Filter these entries, keeping only lines that hold the word "screenshot".

▼▼▼

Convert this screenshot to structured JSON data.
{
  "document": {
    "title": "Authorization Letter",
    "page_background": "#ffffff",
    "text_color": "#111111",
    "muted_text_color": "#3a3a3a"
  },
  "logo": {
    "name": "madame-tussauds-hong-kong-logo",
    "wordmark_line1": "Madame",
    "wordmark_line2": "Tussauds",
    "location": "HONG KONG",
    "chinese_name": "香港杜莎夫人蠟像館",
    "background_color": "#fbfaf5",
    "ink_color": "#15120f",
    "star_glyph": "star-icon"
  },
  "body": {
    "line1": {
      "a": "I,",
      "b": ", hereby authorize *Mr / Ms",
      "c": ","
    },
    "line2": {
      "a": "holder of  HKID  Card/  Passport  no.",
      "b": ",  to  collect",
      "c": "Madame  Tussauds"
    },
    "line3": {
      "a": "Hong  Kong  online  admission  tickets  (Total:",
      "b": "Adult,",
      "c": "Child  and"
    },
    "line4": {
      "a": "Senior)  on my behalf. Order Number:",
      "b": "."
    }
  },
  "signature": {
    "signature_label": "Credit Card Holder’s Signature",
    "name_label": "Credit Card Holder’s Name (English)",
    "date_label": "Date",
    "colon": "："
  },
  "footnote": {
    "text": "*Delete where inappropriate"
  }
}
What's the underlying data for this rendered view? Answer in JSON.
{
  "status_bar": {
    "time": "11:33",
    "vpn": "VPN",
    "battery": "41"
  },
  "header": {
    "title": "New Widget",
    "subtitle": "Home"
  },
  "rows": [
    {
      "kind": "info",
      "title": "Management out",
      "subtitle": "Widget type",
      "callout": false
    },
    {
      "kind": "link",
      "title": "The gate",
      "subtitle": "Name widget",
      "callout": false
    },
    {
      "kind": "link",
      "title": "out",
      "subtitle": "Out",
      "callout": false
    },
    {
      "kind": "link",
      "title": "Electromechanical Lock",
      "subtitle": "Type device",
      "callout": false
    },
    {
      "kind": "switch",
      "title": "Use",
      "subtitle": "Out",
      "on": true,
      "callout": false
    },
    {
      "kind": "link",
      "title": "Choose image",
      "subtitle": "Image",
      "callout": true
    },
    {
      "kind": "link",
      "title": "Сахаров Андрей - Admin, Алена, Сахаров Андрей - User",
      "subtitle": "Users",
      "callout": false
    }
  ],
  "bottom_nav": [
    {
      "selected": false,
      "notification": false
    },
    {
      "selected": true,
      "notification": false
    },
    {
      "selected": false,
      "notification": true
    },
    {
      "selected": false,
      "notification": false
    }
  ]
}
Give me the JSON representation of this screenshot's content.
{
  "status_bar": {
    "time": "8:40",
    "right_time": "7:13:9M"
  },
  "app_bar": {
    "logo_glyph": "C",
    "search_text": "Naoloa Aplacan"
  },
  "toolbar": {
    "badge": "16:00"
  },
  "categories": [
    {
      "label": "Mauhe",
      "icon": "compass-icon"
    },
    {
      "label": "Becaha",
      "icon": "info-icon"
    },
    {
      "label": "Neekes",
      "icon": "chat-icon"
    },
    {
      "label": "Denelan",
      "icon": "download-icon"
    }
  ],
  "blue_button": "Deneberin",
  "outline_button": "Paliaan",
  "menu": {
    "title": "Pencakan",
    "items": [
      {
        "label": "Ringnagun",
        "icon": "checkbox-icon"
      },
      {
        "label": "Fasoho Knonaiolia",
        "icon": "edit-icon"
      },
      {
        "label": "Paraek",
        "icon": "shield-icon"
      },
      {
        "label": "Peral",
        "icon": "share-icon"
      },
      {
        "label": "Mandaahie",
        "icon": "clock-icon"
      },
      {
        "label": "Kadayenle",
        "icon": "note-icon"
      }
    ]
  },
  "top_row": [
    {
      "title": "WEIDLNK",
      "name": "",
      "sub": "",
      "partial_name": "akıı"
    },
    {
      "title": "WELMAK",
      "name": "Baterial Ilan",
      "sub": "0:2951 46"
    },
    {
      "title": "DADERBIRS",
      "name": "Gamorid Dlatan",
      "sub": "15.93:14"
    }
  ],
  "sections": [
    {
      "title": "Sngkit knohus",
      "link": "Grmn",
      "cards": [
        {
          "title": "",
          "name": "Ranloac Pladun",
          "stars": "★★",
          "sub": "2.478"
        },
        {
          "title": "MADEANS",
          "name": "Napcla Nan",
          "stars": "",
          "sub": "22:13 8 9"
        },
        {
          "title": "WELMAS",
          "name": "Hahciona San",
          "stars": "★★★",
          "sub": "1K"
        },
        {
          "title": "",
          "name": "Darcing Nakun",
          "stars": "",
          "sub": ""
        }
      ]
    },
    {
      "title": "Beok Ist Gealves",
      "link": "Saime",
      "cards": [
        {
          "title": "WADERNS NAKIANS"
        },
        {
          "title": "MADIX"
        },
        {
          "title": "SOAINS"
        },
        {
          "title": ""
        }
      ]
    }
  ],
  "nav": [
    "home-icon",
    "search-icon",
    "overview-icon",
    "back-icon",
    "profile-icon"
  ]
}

▲▲▲

▶ [RESULT OF THIS TASK]:
Convert this screenshot to structured JSON data.
Give me the JSON representation of this screenshot's content.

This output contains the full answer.